[START OF Material shown]

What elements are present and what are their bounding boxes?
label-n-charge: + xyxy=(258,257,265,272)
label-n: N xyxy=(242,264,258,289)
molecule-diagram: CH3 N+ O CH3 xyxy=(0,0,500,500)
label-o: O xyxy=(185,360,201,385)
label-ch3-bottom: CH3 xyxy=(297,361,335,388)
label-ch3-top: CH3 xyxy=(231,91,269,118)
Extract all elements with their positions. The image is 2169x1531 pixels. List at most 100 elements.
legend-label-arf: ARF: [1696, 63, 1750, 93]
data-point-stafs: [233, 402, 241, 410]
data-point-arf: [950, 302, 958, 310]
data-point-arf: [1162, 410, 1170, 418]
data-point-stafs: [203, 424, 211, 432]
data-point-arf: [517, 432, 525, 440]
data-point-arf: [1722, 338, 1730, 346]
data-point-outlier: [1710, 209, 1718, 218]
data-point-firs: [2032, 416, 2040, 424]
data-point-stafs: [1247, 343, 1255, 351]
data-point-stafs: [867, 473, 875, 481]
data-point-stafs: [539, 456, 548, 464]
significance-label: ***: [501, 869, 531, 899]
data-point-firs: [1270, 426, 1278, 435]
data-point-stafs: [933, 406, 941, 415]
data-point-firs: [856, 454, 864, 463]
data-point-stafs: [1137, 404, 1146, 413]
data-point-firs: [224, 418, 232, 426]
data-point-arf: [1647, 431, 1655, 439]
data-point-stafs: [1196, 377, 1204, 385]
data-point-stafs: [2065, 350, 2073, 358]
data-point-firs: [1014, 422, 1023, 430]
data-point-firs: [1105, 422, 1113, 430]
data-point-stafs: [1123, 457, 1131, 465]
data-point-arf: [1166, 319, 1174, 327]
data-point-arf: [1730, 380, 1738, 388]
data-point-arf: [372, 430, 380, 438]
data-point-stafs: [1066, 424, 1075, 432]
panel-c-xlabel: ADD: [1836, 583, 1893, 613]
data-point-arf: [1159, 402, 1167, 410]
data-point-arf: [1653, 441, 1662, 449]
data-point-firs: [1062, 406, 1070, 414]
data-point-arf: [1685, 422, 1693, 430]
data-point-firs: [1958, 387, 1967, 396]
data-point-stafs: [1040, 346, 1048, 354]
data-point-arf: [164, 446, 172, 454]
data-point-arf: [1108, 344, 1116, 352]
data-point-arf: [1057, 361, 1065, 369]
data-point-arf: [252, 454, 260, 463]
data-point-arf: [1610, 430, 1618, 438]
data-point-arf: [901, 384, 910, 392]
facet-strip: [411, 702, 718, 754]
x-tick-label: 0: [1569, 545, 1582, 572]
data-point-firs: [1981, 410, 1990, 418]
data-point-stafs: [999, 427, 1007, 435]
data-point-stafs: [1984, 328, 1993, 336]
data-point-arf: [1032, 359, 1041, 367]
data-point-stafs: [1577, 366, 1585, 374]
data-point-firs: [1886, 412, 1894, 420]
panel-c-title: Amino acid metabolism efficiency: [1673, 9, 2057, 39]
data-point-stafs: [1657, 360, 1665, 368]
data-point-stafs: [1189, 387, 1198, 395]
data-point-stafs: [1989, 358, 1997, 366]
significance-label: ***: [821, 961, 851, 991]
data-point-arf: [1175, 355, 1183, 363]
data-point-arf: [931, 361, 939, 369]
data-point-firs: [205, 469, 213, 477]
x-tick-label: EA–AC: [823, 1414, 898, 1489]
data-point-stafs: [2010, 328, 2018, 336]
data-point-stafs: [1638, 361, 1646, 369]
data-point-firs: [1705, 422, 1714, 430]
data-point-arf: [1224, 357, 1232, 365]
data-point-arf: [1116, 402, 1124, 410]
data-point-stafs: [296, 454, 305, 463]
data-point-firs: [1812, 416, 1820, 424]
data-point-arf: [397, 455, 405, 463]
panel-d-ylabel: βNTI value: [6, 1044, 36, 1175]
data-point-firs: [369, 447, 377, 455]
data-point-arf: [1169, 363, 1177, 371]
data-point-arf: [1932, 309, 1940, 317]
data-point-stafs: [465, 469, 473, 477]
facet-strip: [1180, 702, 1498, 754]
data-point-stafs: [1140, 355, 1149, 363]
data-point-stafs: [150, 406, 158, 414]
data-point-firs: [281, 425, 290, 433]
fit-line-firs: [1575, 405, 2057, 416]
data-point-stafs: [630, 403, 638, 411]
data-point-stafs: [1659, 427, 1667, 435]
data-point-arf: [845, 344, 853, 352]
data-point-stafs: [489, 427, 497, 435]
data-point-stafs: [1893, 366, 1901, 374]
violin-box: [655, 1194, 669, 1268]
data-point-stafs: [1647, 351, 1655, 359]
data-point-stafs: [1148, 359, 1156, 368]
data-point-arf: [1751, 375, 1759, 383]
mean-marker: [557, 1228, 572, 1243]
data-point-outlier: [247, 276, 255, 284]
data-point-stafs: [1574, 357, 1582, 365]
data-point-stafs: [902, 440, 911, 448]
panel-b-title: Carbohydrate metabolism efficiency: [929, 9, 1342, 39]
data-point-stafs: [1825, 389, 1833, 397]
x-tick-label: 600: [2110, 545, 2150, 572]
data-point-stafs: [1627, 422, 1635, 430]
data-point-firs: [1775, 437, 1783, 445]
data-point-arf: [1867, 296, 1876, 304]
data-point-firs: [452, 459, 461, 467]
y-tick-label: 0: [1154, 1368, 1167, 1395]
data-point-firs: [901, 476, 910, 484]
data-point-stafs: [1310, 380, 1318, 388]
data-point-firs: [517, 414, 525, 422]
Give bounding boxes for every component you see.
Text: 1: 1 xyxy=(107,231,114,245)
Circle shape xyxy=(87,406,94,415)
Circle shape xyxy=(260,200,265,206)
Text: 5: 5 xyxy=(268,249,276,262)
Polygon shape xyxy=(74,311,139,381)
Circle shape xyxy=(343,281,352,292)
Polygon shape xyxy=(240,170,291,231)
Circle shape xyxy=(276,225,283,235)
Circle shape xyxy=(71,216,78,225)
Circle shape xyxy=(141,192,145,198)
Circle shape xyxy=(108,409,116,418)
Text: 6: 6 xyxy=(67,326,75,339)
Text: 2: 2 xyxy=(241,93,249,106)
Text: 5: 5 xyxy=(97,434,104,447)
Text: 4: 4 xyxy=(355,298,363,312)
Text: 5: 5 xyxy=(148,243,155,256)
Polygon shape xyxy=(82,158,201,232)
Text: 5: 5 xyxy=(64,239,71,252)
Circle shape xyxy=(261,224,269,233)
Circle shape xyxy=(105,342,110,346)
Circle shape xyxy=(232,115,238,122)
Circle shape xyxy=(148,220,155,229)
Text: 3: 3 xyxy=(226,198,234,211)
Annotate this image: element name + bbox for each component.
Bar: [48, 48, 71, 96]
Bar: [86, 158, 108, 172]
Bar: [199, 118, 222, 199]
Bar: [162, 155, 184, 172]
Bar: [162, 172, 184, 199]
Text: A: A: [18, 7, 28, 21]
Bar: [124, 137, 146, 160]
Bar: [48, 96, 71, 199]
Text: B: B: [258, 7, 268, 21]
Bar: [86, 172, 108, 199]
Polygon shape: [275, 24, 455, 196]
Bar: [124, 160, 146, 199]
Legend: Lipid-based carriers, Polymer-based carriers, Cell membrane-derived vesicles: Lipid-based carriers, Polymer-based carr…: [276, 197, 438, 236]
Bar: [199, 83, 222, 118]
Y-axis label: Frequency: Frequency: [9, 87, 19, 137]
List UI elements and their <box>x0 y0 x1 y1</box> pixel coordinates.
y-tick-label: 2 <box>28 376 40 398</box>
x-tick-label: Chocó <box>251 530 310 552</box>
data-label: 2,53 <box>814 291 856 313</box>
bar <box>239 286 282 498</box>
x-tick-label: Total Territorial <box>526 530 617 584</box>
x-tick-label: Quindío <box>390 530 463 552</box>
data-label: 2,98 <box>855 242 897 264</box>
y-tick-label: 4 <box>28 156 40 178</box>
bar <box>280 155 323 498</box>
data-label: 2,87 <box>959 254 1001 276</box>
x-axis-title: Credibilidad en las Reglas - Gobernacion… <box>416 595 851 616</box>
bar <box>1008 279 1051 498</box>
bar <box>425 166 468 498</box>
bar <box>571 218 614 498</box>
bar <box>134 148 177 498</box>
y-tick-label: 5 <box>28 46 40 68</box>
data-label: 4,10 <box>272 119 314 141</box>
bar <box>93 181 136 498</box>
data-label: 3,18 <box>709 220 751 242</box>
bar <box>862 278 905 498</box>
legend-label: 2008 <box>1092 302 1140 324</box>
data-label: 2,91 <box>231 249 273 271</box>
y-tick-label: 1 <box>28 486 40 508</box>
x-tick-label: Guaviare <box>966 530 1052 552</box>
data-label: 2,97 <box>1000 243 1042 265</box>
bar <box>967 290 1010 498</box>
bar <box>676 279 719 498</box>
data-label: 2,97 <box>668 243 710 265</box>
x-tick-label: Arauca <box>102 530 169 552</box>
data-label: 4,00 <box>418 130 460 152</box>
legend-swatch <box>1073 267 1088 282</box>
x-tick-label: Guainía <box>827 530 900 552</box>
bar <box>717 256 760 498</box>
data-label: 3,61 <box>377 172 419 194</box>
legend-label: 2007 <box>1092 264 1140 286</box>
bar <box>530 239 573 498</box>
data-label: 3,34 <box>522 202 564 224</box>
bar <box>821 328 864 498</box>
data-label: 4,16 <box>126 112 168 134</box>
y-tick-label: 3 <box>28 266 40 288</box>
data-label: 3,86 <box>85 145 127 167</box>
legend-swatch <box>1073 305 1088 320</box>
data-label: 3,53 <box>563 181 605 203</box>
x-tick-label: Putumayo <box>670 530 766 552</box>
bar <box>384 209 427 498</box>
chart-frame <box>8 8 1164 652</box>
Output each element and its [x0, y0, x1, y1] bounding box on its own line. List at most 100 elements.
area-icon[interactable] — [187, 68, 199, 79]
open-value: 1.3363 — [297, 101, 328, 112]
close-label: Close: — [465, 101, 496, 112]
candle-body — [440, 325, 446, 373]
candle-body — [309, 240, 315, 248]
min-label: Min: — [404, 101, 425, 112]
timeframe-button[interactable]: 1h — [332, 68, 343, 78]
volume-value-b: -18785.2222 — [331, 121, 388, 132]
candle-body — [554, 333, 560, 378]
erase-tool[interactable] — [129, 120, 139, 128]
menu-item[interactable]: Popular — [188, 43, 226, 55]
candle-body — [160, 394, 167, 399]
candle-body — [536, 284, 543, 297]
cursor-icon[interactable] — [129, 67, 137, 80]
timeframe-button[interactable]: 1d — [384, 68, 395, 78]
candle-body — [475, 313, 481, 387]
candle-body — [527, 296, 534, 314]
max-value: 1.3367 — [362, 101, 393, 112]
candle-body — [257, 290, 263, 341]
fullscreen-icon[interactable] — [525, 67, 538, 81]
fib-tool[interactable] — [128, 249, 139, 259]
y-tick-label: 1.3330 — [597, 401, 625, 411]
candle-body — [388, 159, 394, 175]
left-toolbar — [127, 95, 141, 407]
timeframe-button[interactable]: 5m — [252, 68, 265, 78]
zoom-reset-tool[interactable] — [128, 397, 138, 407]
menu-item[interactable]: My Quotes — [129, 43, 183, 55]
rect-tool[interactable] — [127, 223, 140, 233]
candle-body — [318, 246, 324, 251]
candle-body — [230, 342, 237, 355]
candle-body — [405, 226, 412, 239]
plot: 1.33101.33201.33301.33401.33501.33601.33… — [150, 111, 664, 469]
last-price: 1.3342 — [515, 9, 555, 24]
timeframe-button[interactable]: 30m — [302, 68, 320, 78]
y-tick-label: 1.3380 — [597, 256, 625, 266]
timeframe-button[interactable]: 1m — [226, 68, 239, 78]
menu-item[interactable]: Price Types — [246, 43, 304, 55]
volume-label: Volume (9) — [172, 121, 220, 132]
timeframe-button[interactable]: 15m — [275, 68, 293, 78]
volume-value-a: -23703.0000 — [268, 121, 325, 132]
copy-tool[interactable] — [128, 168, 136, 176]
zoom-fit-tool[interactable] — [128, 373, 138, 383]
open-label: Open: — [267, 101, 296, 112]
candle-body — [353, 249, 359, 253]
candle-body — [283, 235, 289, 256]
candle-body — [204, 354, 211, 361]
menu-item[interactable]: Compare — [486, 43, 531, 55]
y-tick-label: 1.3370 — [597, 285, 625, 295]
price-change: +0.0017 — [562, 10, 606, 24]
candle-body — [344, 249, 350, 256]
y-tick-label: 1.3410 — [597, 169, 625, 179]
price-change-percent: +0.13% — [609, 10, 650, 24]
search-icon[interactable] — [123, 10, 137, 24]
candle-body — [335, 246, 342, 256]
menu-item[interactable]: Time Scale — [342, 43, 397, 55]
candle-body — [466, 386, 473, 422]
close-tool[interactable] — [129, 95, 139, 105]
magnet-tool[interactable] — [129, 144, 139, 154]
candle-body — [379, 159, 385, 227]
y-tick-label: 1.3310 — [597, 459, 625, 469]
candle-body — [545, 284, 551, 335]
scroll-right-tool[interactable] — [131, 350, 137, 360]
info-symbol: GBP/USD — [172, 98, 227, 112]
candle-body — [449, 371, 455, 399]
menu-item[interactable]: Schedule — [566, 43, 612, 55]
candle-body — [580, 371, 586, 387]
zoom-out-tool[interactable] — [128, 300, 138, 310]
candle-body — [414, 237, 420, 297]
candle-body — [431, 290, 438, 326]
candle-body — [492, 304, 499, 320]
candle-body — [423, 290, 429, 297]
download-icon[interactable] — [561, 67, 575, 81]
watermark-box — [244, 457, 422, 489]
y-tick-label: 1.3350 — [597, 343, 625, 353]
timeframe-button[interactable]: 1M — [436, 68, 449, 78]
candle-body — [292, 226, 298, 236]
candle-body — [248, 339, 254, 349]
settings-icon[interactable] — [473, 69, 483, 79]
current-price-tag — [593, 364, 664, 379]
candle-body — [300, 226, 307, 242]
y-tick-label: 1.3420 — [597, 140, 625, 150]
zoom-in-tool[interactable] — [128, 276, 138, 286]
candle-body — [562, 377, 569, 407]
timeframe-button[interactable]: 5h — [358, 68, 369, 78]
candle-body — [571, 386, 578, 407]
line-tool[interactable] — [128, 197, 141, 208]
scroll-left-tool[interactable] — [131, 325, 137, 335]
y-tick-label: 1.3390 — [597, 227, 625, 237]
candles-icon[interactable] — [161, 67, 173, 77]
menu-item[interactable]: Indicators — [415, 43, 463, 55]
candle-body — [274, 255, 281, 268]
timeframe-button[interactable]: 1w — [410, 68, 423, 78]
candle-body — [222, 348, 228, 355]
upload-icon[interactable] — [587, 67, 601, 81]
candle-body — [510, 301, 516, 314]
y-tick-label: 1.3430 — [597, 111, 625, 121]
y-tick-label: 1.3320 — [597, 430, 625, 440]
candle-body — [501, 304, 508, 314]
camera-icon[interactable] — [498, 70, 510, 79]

[END OF Material shown]

The exercise:
Take the listing from its first line down to and including the line that contains "data-point-stafs: [933, 406, 941, 415]", and write those lines out again with "significance-label" changed to "p-value-label" and nothing else touched.

Task response:
What elements are present and what are their bounding boxes?
label-n-charge: + xyxy=(258,257,265,272)
label-n: N xyxy=(242,264,258,289)
molecule-diagram: CH3 N+ O CH3 xyxy=(0,0,500,500)
label-o: O xyxy=(185,360,201,385)
label-ch3-bottom: CH3 xyxy=(297,361,335,388)
label-ch3-top: CH3 xyxy=(231,91,269,118)
Extract all elements with their positions. The image is 2169x1531 pixels. List at most 100 elements.
legend-label-arf: ARF: [1696, 63, 1750, 93]
data-point-stafs: [233, 402, 241, 410]
data-point-arf: [950, 302, 958, 310]
data-point-arf: [1162, 410, 1170, 418]
data-point-stafs: [203, 424, 211, 432]
data-point-arf: [517, 432, 525, 440]
data-point-arf: [1722, 338, 1730, 346]
data-point-outlier: [1710, 209, 1718, 218]
data-point-firs: [2032, 416, 2040, 424]
data-point-stafs: [1247, 343, 1255, 351]
data-point-stafs: [867, 473, 875, 481]
data-point-stafs: [539, 456, 548, 464]
p-value-label: ***: [501, 869, 531, 899]
data-point-firs: [1270, 426, 1278, 435]
data-point-stafs: [933, 406, 941, 415]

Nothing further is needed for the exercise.